§ Exercise brief:
Count how many lines of the data below contain the string "электроснабжения"; the reply should be that number alone.

Entries taken from a collection
+ + + + +

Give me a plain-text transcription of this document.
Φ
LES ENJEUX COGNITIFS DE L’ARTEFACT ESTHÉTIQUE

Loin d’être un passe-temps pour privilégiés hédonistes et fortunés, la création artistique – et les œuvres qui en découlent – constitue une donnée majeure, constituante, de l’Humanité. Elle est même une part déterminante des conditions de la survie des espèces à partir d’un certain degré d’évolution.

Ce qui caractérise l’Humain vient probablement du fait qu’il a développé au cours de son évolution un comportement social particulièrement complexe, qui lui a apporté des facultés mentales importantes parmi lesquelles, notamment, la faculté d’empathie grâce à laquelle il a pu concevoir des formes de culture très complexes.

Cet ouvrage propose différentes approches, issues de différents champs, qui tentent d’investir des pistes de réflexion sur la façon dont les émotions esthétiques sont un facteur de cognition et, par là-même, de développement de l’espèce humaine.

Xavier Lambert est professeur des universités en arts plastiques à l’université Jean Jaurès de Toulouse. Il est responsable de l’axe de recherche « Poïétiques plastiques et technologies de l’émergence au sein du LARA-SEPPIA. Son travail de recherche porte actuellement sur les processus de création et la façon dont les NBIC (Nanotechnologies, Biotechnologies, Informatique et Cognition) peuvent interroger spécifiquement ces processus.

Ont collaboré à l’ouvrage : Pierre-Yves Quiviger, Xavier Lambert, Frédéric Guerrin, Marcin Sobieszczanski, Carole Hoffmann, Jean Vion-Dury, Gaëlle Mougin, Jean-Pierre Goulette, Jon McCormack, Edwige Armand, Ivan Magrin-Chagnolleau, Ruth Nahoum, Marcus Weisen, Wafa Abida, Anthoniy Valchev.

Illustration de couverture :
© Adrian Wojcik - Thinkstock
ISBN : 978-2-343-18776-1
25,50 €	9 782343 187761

+ + + + +

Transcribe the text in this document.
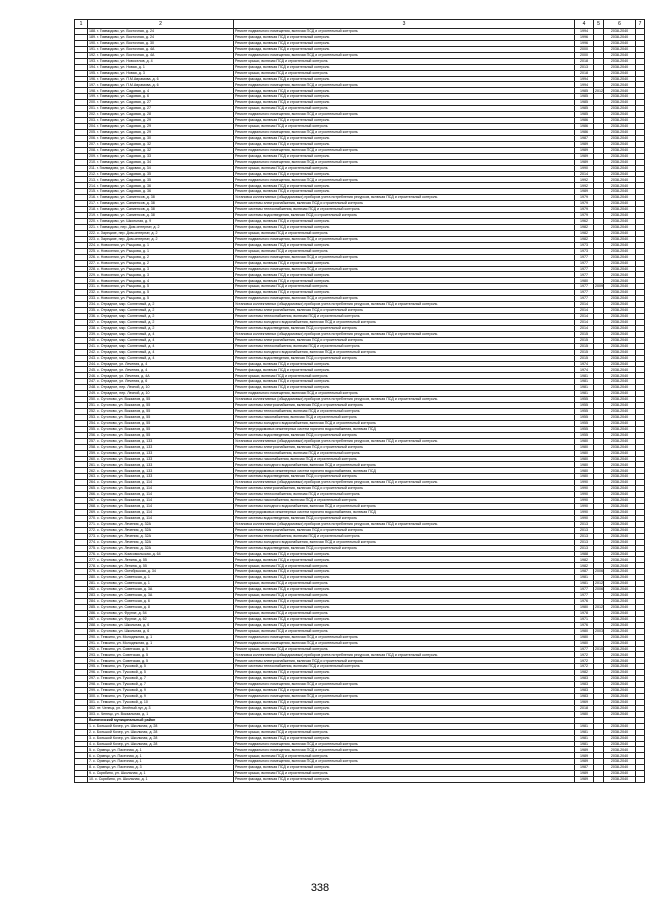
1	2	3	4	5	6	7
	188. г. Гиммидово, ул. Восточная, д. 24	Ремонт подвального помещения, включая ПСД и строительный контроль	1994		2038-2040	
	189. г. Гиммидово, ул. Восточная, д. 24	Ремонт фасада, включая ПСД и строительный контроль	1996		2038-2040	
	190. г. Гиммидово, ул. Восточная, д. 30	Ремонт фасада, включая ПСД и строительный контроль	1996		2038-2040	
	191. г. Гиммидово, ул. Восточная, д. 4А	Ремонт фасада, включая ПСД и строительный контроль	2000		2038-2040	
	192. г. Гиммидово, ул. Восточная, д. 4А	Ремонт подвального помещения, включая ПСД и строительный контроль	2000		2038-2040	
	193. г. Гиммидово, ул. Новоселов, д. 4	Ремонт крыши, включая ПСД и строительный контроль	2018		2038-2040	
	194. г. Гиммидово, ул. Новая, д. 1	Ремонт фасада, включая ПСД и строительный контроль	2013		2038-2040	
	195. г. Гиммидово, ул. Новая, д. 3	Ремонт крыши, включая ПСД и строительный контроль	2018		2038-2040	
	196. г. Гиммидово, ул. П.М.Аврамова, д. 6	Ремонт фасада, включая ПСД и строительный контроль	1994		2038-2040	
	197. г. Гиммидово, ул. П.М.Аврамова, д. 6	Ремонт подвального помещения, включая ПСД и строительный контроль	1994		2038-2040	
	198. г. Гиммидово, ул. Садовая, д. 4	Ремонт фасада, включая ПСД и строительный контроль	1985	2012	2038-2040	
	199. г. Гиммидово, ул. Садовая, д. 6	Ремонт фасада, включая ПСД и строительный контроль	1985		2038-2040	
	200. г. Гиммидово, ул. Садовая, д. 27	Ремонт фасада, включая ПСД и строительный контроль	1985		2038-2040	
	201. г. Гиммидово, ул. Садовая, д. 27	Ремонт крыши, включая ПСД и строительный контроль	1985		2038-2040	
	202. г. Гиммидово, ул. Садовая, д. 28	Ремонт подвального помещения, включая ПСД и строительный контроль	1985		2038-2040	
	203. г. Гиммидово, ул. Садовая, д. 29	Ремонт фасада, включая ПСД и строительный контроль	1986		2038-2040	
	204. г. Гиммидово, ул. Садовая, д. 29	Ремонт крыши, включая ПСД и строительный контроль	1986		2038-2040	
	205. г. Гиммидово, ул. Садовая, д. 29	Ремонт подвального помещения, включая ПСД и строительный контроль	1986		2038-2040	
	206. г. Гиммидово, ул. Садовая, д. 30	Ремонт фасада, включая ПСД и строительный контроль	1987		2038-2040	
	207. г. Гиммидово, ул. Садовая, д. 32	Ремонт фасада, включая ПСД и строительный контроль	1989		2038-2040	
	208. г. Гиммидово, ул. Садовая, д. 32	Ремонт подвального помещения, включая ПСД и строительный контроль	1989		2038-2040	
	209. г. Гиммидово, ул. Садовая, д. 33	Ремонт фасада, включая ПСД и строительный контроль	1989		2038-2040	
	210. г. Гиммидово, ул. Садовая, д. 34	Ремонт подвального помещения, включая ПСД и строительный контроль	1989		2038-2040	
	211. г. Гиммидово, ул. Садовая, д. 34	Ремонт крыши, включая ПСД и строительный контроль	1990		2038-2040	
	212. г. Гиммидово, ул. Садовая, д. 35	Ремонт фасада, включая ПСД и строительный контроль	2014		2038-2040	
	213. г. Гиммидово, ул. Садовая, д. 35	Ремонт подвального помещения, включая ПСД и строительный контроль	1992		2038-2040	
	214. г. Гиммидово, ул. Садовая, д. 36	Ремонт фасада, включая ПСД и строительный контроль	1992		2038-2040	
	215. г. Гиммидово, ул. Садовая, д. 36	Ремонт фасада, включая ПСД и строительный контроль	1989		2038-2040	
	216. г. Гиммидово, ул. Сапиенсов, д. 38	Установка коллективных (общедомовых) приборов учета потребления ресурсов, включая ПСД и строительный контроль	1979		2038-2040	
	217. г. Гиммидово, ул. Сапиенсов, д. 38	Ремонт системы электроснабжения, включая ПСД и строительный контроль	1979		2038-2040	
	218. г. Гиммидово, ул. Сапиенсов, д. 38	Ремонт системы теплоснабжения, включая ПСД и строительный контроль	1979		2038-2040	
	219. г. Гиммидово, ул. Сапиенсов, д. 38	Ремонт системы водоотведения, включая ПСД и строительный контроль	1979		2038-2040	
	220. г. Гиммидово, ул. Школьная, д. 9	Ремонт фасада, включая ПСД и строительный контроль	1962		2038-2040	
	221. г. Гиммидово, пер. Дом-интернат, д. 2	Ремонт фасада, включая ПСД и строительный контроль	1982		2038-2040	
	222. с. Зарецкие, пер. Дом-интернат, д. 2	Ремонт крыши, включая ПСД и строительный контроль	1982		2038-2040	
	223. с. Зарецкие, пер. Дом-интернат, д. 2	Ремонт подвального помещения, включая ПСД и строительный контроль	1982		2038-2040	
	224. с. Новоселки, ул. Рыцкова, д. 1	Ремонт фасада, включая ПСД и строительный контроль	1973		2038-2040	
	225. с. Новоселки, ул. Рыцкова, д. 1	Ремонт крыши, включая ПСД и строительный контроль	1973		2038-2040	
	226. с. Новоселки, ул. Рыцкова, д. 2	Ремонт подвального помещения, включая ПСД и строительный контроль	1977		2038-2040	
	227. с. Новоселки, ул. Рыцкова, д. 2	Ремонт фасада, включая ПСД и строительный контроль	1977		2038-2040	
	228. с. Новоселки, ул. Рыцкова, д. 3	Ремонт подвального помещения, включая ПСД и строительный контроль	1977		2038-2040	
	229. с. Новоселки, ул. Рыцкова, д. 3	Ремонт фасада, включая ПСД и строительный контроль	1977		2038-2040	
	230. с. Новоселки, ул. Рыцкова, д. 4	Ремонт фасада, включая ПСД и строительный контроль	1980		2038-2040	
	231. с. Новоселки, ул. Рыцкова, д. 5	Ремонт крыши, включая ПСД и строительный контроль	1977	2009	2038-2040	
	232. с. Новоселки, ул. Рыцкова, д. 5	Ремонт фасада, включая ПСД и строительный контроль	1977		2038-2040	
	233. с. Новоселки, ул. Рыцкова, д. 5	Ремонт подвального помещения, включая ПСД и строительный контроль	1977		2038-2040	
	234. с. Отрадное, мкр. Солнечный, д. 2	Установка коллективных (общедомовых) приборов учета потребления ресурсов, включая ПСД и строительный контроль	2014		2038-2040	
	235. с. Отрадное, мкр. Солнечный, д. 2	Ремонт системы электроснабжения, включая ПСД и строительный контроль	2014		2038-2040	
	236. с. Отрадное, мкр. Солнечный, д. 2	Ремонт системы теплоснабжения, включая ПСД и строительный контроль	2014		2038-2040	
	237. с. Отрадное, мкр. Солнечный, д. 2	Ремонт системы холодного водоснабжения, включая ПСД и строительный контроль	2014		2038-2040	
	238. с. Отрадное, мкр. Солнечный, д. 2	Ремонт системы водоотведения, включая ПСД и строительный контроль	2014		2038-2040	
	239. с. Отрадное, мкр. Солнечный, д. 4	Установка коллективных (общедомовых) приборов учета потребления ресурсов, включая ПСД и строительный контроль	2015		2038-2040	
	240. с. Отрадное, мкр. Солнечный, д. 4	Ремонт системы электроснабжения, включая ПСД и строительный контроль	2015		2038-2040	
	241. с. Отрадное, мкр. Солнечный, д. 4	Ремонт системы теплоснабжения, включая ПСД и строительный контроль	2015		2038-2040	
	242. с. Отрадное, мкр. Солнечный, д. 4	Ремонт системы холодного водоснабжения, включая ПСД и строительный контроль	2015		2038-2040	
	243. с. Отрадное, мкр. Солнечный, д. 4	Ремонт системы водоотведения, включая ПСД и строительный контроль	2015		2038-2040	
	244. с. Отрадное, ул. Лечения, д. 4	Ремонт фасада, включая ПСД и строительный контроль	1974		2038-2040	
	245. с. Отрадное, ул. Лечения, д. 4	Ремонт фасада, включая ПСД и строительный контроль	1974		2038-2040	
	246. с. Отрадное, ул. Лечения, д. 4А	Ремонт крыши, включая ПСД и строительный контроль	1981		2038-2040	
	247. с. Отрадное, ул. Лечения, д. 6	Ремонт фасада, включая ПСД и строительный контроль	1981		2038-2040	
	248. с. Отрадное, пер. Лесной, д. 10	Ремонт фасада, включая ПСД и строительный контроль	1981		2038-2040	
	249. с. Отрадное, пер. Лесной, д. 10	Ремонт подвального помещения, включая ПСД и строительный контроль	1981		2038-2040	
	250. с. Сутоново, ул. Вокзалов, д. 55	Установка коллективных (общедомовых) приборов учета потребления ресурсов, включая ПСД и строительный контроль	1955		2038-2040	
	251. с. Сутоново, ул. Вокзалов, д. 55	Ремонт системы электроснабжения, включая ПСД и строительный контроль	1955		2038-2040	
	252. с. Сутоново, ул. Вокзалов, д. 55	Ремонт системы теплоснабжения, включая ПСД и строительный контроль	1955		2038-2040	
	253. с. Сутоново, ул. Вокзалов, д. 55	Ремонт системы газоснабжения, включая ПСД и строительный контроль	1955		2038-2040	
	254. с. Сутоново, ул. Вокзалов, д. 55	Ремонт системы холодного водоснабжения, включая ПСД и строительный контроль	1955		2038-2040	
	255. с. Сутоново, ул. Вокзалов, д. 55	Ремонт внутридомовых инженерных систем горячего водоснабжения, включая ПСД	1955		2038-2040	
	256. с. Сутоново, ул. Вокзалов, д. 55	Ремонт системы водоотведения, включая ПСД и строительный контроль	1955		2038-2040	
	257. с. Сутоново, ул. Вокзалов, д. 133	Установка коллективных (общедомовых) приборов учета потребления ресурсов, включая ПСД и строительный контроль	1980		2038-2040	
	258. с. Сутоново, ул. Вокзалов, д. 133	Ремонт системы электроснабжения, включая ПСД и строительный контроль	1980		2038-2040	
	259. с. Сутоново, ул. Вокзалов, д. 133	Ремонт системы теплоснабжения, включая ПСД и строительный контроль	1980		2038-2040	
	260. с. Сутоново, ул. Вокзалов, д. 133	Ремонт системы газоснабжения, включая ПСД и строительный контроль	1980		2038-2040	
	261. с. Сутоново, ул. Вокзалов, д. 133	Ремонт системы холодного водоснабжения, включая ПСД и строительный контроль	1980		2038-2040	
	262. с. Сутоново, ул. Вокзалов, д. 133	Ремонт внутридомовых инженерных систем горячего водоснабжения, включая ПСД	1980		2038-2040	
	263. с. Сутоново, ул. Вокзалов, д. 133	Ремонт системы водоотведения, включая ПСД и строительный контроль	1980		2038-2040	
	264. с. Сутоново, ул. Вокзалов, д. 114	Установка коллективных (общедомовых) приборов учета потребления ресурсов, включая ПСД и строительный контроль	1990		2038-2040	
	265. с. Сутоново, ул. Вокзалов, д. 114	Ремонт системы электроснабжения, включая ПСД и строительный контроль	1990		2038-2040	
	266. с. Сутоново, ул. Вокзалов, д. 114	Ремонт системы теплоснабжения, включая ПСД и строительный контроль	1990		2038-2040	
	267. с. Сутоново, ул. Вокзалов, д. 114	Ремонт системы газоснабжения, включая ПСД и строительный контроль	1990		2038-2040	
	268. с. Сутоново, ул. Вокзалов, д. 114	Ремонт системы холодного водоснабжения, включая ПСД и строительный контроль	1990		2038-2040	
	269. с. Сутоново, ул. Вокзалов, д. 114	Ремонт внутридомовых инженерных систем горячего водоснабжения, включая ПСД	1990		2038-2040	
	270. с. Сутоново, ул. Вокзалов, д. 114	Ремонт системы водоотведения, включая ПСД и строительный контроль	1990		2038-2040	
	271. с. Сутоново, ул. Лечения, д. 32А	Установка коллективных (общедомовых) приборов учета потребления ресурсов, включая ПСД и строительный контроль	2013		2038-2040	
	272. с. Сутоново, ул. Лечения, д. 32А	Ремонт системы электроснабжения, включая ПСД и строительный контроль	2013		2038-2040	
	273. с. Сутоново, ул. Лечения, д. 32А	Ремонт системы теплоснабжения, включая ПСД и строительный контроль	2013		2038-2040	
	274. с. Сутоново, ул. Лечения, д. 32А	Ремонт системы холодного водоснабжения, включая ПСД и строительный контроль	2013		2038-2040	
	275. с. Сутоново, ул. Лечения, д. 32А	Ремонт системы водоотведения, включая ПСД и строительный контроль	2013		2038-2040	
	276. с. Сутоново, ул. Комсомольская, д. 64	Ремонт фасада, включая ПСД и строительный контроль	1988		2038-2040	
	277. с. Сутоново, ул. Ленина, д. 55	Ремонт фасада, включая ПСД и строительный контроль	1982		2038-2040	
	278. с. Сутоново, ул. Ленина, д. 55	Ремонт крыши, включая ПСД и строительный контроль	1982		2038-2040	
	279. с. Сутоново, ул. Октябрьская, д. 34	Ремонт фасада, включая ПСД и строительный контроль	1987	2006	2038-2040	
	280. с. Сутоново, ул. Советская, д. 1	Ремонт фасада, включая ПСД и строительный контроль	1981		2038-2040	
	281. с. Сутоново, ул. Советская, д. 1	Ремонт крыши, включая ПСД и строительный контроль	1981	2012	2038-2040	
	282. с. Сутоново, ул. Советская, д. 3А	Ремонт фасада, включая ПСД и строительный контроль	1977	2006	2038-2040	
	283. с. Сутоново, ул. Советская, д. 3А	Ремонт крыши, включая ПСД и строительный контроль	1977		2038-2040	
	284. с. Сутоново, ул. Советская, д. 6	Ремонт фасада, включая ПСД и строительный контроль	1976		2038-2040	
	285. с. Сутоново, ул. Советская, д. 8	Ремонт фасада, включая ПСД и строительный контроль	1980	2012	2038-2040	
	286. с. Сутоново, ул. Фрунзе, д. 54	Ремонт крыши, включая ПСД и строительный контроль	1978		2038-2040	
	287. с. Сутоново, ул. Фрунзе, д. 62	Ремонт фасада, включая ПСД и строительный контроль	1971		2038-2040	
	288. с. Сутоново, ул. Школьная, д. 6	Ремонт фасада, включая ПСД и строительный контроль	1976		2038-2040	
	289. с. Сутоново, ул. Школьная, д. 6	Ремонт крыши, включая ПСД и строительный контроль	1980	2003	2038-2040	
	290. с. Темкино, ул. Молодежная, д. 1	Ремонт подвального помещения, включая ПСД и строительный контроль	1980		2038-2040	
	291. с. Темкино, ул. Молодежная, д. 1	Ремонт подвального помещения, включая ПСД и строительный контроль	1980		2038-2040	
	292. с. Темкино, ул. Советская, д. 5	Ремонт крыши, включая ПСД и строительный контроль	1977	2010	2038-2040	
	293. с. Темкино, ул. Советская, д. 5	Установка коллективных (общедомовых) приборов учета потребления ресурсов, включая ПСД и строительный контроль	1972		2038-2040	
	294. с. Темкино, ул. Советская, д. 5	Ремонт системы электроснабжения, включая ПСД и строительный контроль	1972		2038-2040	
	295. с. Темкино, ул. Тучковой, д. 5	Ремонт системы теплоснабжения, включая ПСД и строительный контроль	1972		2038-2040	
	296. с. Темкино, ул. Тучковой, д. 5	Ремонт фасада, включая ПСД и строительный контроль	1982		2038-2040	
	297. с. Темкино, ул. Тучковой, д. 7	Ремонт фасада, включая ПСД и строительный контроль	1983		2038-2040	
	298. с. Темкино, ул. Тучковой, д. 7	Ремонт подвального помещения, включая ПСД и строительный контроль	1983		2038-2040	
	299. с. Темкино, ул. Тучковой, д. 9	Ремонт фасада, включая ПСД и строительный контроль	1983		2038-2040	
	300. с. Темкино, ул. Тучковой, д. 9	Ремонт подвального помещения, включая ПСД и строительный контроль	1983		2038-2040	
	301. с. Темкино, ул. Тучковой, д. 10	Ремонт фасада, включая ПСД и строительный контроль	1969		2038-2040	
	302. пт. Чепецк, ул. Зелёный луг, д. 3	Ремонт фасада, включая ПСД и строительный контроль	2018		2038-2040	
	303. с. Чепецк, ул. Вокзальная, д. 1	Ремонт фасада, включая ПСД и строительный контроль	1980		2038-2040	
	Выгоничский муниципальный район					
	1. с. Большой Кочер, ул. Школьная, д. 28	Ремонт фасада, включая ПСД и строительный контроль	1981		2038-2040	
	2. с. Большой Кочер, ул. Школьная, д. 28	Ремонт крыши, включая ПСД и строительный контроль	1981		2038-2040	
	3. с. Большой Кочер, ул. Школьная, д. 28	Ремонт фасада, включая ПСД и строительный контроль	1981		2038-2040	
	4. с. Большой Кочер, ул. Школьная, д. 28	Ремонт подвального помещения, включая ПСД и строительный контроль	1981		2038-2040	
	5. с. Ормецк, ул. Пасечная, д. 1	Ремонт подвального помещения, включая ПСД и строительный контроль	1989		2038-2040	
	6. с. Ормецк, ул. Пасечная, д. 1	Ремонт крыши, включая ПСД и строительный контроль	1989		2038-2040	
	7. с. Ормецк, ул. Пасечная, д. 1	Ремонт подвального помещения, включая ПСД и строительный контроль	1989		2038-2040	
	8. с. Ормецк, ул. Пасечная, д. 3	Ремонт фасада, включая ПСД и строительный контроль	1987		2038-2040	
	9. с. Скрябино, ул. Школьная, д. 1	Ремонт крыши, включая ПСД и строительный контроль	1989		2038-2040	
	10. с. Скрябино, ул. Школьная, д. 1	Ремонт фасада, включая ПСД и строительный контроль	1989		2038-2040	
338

+ + + + +

§ Full solution:
8